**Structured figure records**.
□ □ □ □ □

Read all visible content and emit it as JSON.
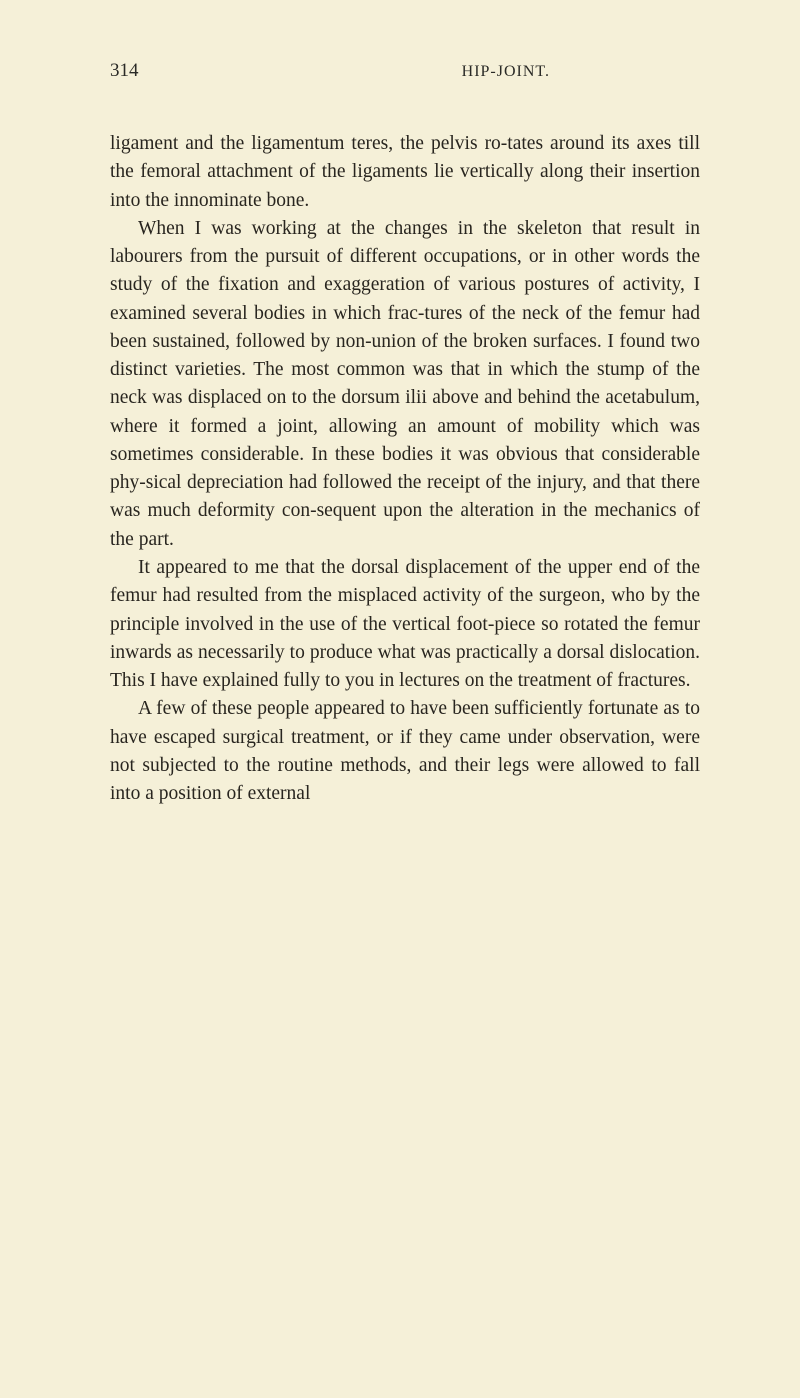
{
  "page": {
    "number": "314",
    "running_title": "HIP-JOINT.",
    "background_color": "#f5f0d8",
    "text_color": "#28251f",
    "font_family": "Georgia, Times New Roman, serif",
    "body_fontsize_pt": 15,
    "line_height": 1.45,
    "paragraphs": [
      "ligament and the ligamentum teres, the pelvis ro-tates around its axes till the femoral attachment of the ligaments lie vertically along their insertion into the innominate bone.",
      "When I was working at the changes in the skeleton that result in labourers from the pursuit of different occupations, or in other words the study of the fixation and exaggeration of various postures of activity, I examined several bodies in which frac-tures of the neck of the femur had been sustained, followed by non-union of the broken surfaces. I found two distinct varieties. The most common was that in which the stump of the neck was displaced on to the dorsum ilii above and behind the acetabulum, where it formed a joint, allowing an amount of mobility which was sometimes considerable. In these bodies it was obvious that considerable phy-sical depreciation had followed the receipt of the injury, and that there was much deformity con-sequent upon the alteration in the mechanics of the part.",
      "It appeared to me that the dorsal displacement of the upper end of the femur had resulted from the misplaced activity of the surgeon, who by the principle involved in the use of the vertical foot-piece so rotated the femur inwards as necessarily to produce what was practically a dorsal dislocation. This I have explained fully to you in lectures on the treatment of fractures.",
      "A few of these people appeared to have been sufficiently fortunate as to have escaped surgical treatment, or if they came under observation, were not subjected to the routine methods, and their legs were allowed to fall into a position of external"
    ]
  }
}
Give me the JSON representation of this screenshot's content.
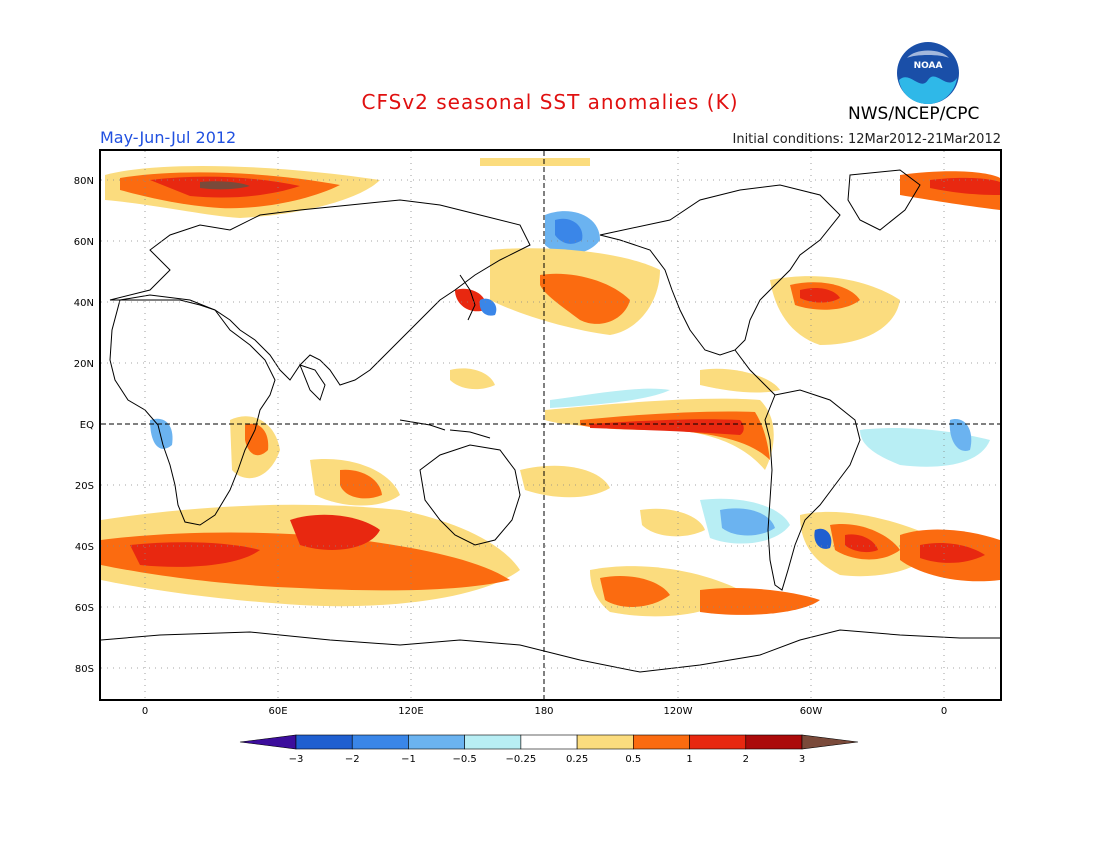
{
  "title": "CFSv2 seasonal SST anomalies (K)",
  "season": "May-Jun-Jul 2012",
  "initial_conditions": "Initial conditions: 12Mar2012-21Mar2012",
  "agency": "NWS/NCEP/CPC",
  "logo_text": "NOAA",
  "lat_labels": [
    "80N",
    "60N",
    "40N",
    "20N",
    "EQ",
    "20S",
    "40S",
    "60S",
    "80S"
  ],
  "lon_labels": [
    "0",
    "60E",
    "120E",
    "180",
    "120W",
    "60W",
    "0"
  ],
  "colorbar": {
    "labels": [
      "-3",
      "-2",
      "-1",
      "-0.5",
      "-0.25",
      "0.25",
      "0.5",
      "1",
      "2",
      "3"
    ],
    "colors": [
      "#3c0d9c",
      "#1f5fd0",
      "#3a86e8",
      "#6bb3f0",
      "#b8eef4",
      "#ffffff",
      "#fbdc7e",
      "#fb6b10",
      "#e82810",
      "#ab0a0a",
      "#7a4a3a"
    ]
  },
  "colors": {
    "title": "#e01010",
    "season": "#2050e0"
  }
}
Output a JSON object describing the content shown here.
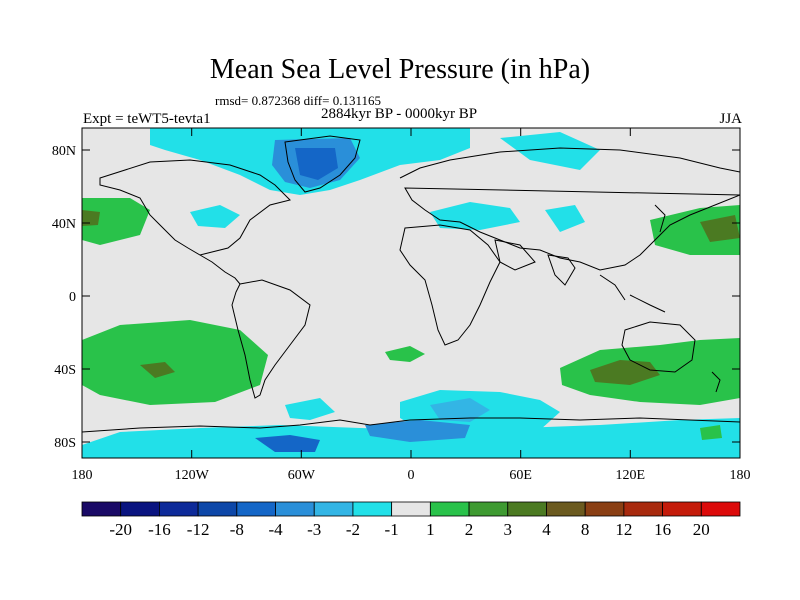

□ □ □ □ □

**Written instruction**. The pictures in the entries should be left out; output everything else exactly.

**Solution for this problem**.
Read all visible content and emit it as JSON.
{
  "page": {
    "number": "314",
    "running_title": "HIP-JOINT.",
    "background_color": "#f5f0d8",
    "text_color": "#28251f",
    "font_family": "Georgia, Times New Roman, serif",
    "body_fontsize_pt": 15,
    "line_height": 1.45,
    "paragraphs": [
      "ligament and the ligamentum teres, the pelvis ro-tates around its axes till the femoral attachment of the ligaments lie vertically along their insertion into the innominate bone.",
      "When I was working at the changes in the skeleton that result in labourers from the pursuit of different occupations, or in other words the study of the fixation and exaggeration of various postures of activity, I examined several bodies in which frac-tures of the neck of the femur had been sustained, followed by non-union of the broken surfaces. I found two distinct varieties. The most common was that in which the stump of the neck was displaced on to the dorsum ilii above and behind the acetabulum, where it formed a joint, allowing an amount of mobility which was sometimes considerable. In these bodies it was obvious that considerable phy-sical depreciation had followed the receipt of the injury, and that there was much deformity con-sequent upon the alteration in the mechanics of the part.",
      "It appeared to me that the dorsal displacement of the upper end of the femur had resulted from the misplaced activity of the surgeon, who by the principle involved in the use of the vertical foot-piece so rotated the femur inwards as necessarily to produce what was practically a dorsal dislocation. This I have explained fully to you in lectures on the treatment of fractures.",
      "A few of these people appeared to have been sufficiently fortunate as to have escaped surgical treatment, or if they came under observation, were not subjected to the routine methods, and their legs were allowed to fall into a position of external"
    ]
  }
}
Give me the JSON representation of this screenshot's content.
{
  "title": "CFSv2 seasonal SST anomalies (K)",
  "season": "May-Jun-Jul 2012",
  "initial_conditions": "Initial conditions: 12Mar2012-21Mar2012",
  "agency": "NWS/NCEP/CPC",
  "logo_text": "NOAA",
  "lat_labels": [
    "80N",
    "60N",
    "40N",
    "20N",
    "EQ",
    "20S",
    "40S",
    "60S",
    "80S"
  ],
  "lon_labels": [
    "0",
    "60E",
    "120E",
    "180",
    "120W",
    "60W",
    "0"
  ],
  "colorbar": {
    "labels": [
      "-3",
      "-2",
      "-1",
      "-0.5",
      "-0.25",
      "0.25",
      "0.5",
      "1",
      "2",
      "3"
    ],
    "colors": [
      "#3c0d9c",
      "#1f5fd0",
      "#3a86e8",
      "#6bb3f0",
      "#b8eef4",
      "#ffffff",
      "#fbdc7e",
      "#fb6b10",
      "#e82810",
      "#ab0a0a",
      "#7a4a3a"
    ]
  },
  "colors": {
    "title": "#e01010",
    "season": "#2050e0"
  }
}
Output a JSON object describing the content shown here.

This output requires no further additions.